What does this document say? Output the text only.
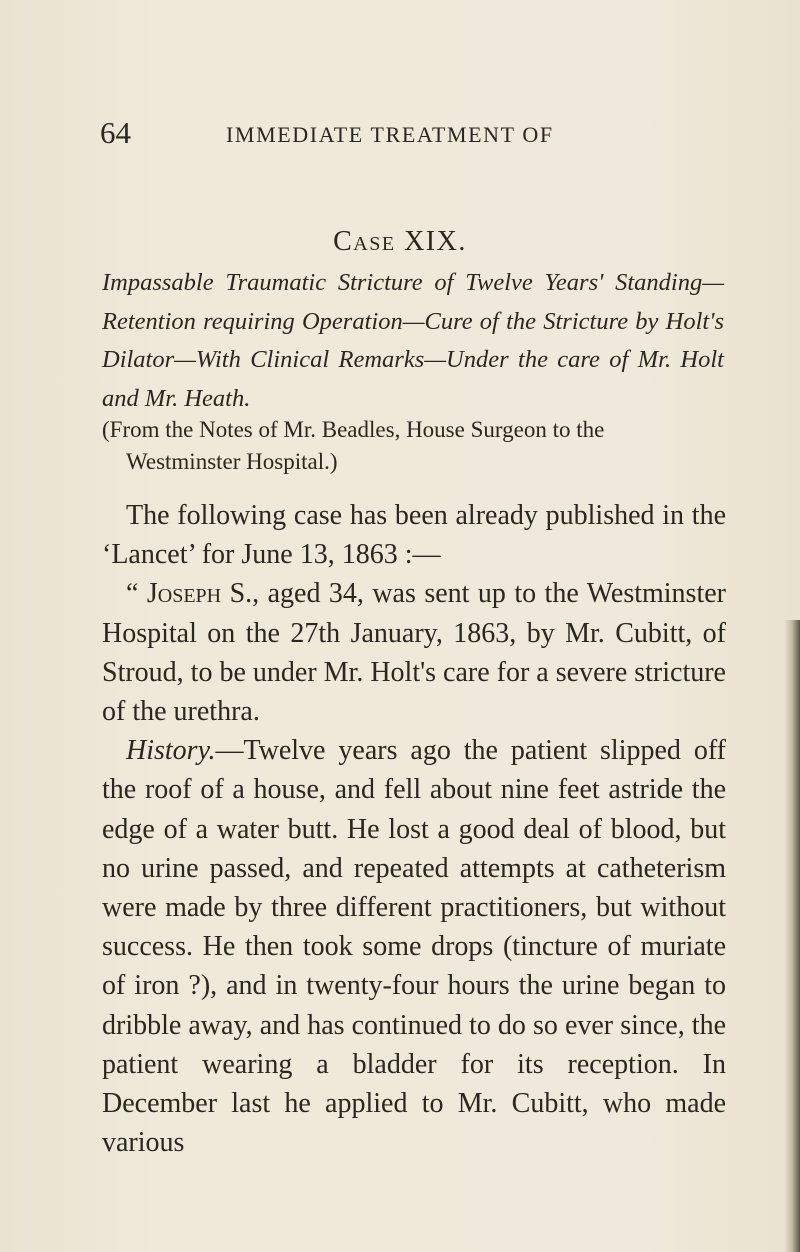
64	IMMEDIATE TREATMENT OF
Case XIX.
Impassable Traumatic Stricture of Twelve Years' Standing—Retention requiring Operation—Cure of the Stricture by Holt's Dilator—With Clinical Remarks—Under the care of Mr. Holt and Mr. Heath.
(From the Notes of Mr. Beadles, House Surgeon to the Westminster Hospital.)

The following case has been already published in the ‘Lancet’ for June 13, 1863 :—

“ Joseph S., aged 34, was sent up to the Westminster Hospital on the 27th January, 1863, by Mr. Cubitt, of Stroud, to be under Mr. Holt's care for a severe stricture of the urethra.

History.—Twelve years ago the patient slipped off the roof of a house, and fell about nine feet astride the edge of a water butt. He lost a good deal of blood, but no urine passed, and repeated attempts at catheterism were made by three different practitioners, but without success. He then took some drops (tincture of muriate of iron ?), and in twenty-four hours the urine began to dribble away, and has continued to do so ever since, the patient wearing a bladder for its reception. In December last he applied to Mr. Cubitt, who made various
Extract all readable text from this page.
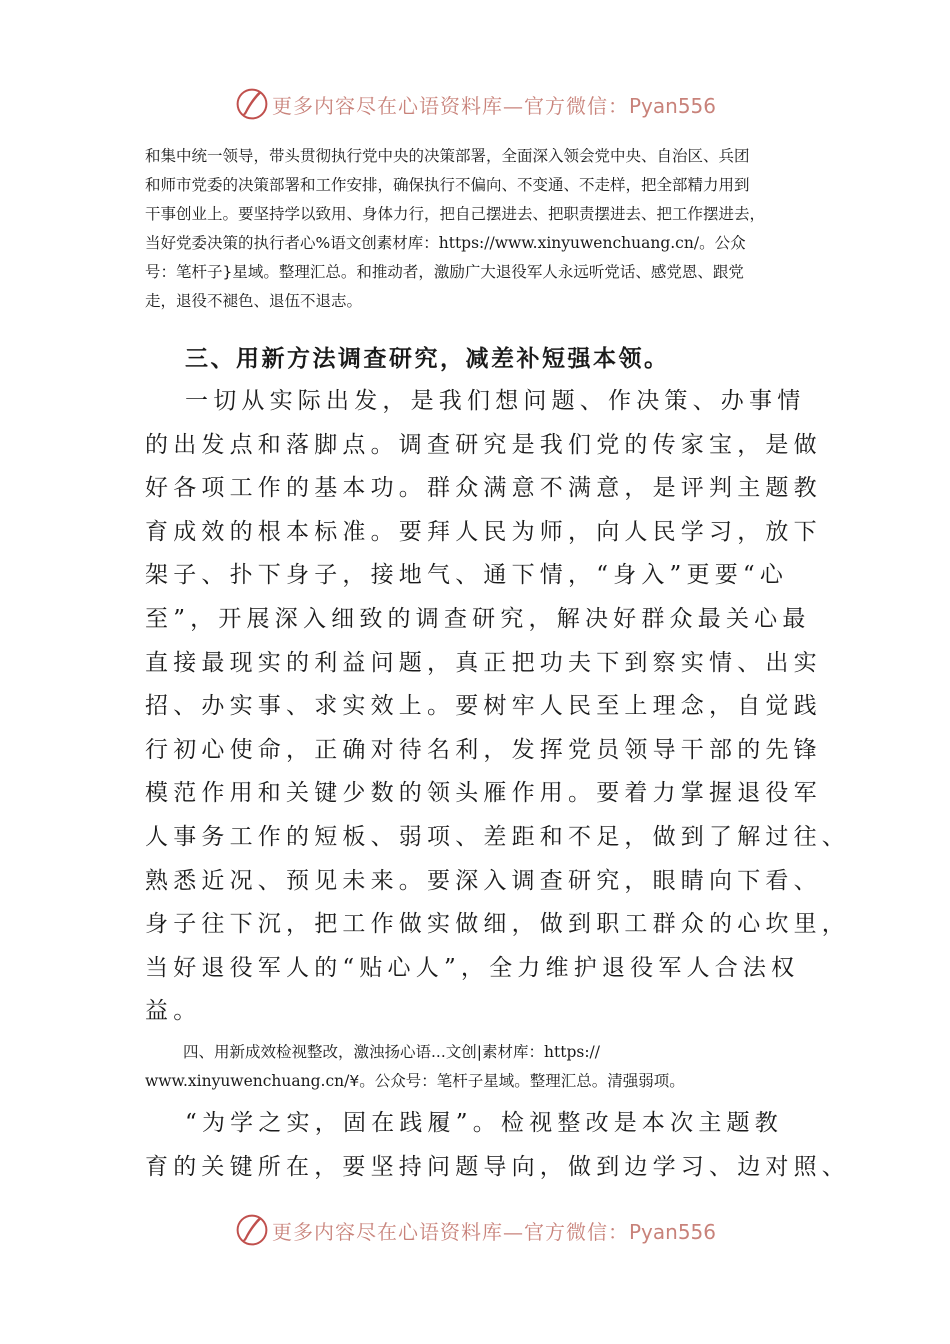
更多内容尽在心语资料库—官方微信：Pyan556

和集中统一领导，带头贯彻执行党中央的决策部署，全面深入领会党中央、自治区、兵团
和师市党委的决策部署和工作安排，确保执行不偏向、不变通、不走样，把全部精力用到
干事创业上。要坚持学以致用、身体力行，把自己摆进去、把职责摆进去、把工作摆进去，
当好党委决策的执行者心%语文创素材库：https://www.xinyuwenchuang.cn/。公众
号：笔杆子}星域。整理汇总。和推动者，激励广大退役军人永远听党话、感党恩、跟党
走，退役不褪色、退伍不退志。

三、用新方法调查研究，减差补短强本领。

一切从实际出发，是我们想问题、作决策、办事情
的出发点和落脚点。调查研究是我们党的传家宝，是做
好各项工作的基本功。群众满意不满意，是评判主题教
育成效的根本标准。要拜人民为师，向人民学习，放下
架子、扑下身子，接地气、通下情，“身入”更要“心
至”，开展深入细致的调查研究，解决好群众最关心最
直接最现实的利益问题，真正把功夫下到察实情、出实
招、办实事、求实效上。要树牢人民至上理念，自觉践
行初心使命，正确对待名利，发挥党员领导干部的先锋
模范作用和关键少数的领头雁作用。要着力掌握退役军
人事务工作的短板、弱项、差距和不足，做到了解过往、
熟悉近况、预见未来。要深入调查研究，眼睛向下看、
身子往下沉，把工作做实做细，做到职工群众的心坎里，
当好退役军人的“贴心人”，全力维护退役军人合法权
益。

四、用新成效检视整改，激浊扬心语...文创|素材库：https://
www.xinyuwenchuang.cn/¥。公众号：笔杆子星域。整理汇总。清强弱项。

“为学之实，固在践履”。检视整改是本次主题教
育的关键所在，要坚持问题导向，做到边学习、边对照、

更多内容尽在心语资料库—官方微信：Pyan556
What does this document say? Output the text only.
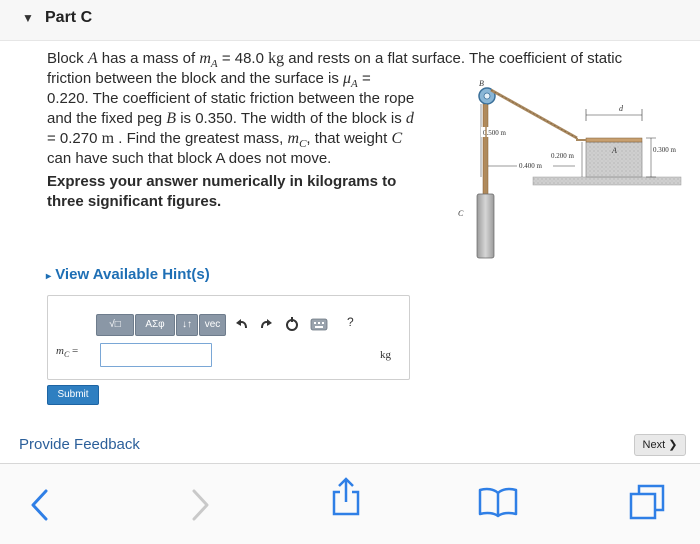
▼ Part C
Block A has a mass of $m_A = 48.0$ kg and rests on a flat surface. The coefficient of static
friction between the block and the surface is $\mu_A$ =
0.220. The coefficient of static friction between the rope
and the fixed peg B is 0.350. The width of the block is d
= 0.270 m . Find the greatest mass, $m_C$, that weight C
can have such that block A does not move.
Express your answer numerically in kilograms to
three significant figures.
B
A
d
0.500 m
0.200 m
0.400 m
0.300 m
C
▸ View Available Hint(s)
√□	ΑΣφ	↓↑	vec	?
$m_C$ =	kg
Submit
Provide Feedback	Next ❯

• TASK STATEMENT: Copy every line of the data exactly as written, excluding the pictures.

• SOLVED PROBLEM:
What does this document say? Output the text only.
64	IMMEDIATE TREATMENT OF
Case XIX.
Impassable Traumatic Stricture of Twelve Years' Standing—Retention requiring Operation—Cure of the Stricture by Holt's Dilator—With Clinical Remarks—Under the care of Mr. Holt and Mr. Heath.
(From the Notes of Mr. Beadles, House Surgeon to the Westminster Hospital.)

The following case has been already published in the ‘Lancet’ for June 13, 1863 :—

“ Joseph S., aged 34, was sent up to the Westminster Hospital on the 27th January, 1863, by Mr. Cubitt, of Stroud, to be under Mr. Holt's care for a severe stricture of the urethra.

History.—Twelve years ago the patient slipped off the roof of a house, and fell about nine feet astride the edge of a water butt. He lost a good deal of blood, but no urine passed, and repeated attempts at catheterism were made by three different practitioners, but without success. He then took some drops (tincture of muriate of iron ?), and in twenty-four hours the urine began to dribble away, and has continued to do so ever since, the patient wearing a bladder for its reception. In December last he applied to Mr. Cubitt, who made various
Extract all readable text from this page.
更多内容尽在心语资料库—官方微信：Pyan556

和集中统一领导，带头贯彻执行党中央的决策部署，全面深入领会党中央、自治区、兵团
和师市党委的决策部署和工作安排，确保执行不偏向、不变通、不走样，把全部精力用到
干事创业上。要坚持学以致用、身体力行，把自己摆进去、把职责摆进去、把工作摆进去，
当好党委决策的执行者心%语文创素材库：https://www.xinyuwenchuang.cn/。公众
号：笔杆子}星域。整理汇总。和推动者，激励广大退役军人永远听党话、感党恩、跟党
走，退役不褪色、退伍不退志。

三、用新方法调查研究，减差补短强本领。

一切从实际出发，是我们想问题、作决策、办事情
的出发点和落脚点。调查研究是我们党的传家宝，是做
好各项工作的基本功。群众满意不满意，是评判主题教
育成效的根本标准。要拜人民为师，向人民学习，放下
架子、扑下身子，接地气、通下情，“身入”更要“心
至”，开展深入细致的调查研究，解决好群众最关心最
直接最现实的利益问题，真正把功夫下到察实情、出实
招、办实事、求实效上。要树牢人民至上理念，自觉践
行初心使命，正确对待名利，发挥党员领导干部的先锋
模范作用和关键少数的领头雁作用。要着力掌握退役军
人事务工作的短板、弱项、差距和不足，做到了解过往、
熟悉近况、预见未来。要深入调查研究，眼睛向下看、
身子往下沉，把工作做实做细，做到职工群众的心坎里，
当好退役军人的“贴心人”，全力维护退役军人合法权
益。

四、用新成效检视整改，激浊扬心语...文创|素材库：https://
www.xinyuwenchuang.cn/¥。公众号：笔杆子星域。整理汇总。清强弱项。

“为学之实，固在践履”。检视整改是本次主题教
育的关键所在，要坚持问题导向，做到边学习、边对照、

更多内容尽在心语资料库—官方微信：Pyan556
What does this document say? Output the text only.
▼ Part C
Block A has a mass of $m_A = 48.0$ kg and rests on a flat surface. The coefficient of static
friction between the block and the surface is $\mu_A$ =
0.220. The coefficient of static friction between the rope
and the fixed peg B is 0.350. The width of the block is d
= 0.270 m . Find the greatest mass, $m_C$, that weight C
can have such that block A does not move.
Express your answer numerically in kilograms to
three significant figures.
B
A
d
0.500 m
0.200 m
0.400 m
0.300 m
C
▸ View Available Hint(s)
√□	ΑΣφ	↓↑	vec	?
$m_C$ =	kg
Submit
Provide Feedback	Next ❯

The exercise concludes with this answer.